What the task asks — Output exactly the lines between the line that contains "Type out the text in this image." and the last line of the material, counting both.

Listed entries —
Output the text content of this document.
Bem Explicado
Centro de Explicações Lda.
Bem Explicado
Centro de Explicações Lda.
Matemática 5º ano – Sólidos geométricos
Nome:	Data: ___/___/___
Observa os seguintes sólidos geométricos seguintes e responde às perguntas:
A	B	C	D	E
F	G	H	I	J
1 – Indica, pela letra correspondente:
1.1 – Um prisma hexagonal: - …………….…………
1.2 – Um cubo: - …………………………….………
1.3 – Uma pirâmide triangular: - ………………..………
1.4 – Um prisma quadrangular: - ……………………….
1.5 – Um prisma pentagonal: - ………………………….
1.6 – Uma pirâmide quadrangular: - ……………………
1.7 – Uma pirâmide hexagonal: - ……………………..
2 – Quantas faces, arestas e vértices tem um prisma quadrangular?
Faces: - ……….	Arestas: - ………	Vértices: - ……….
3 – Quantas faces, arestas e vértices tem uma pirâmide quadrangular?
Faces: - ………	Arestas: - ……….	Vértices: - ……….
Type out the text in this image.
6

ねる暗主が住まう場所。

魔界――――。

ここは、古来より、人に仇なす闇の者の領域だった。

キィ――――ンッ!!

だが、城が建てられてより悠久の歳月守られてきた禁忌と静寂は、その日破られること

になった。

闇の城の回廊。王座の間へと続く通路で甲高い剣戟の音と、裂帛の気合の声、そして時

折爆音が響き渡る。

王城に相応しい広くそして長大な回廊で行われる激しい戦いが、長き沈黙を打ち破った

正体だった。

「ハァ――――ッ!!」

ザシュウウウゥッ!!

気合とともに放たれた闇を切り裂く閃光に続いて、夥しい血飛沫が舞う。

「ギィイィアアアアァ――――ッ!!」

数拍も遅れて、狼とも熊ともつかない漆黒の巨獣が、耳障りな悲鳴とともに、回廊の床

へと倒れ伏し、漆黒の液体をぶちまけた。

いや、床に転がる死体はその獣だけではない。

Task answer —
Type out the text in this image.
6

ねる暗主が住まう場所。

魔界――――。

ここは、古来より、人に仇なす闇の者の領域だった。

キィ――――ンッ!!

だが、城が建てられてより悠久の歳月守られてきた禁忌と静寂は、その日破られること

になった。

闇の城の回廊。王座の間へと続く通路で甲高い剣戟の音と、裂帛の気合の声、そして時

折爆音が響き渡る。

王城に相応しい広くそして長大な回廊で行われる激しい戦いが、長き沈黙を打ち破った

正体だった。

「ハァ――――ッ!!」

ザシュウウウゥッ!!

気合とともに放たれた闇を切り裂く閃光に続いて、夥しい血飛沫が舞う。

「ギィイィアアアアァ――――ッ!!」

数拍も遅れて、狼とも熊ともつかない漆黒の巨獣が、耳障りな悲鳴とともに、回廊の床

へと倒れ伏し、漆黒の液体をぶちまけた。

いや、床に転がる死体はその獣だけではない。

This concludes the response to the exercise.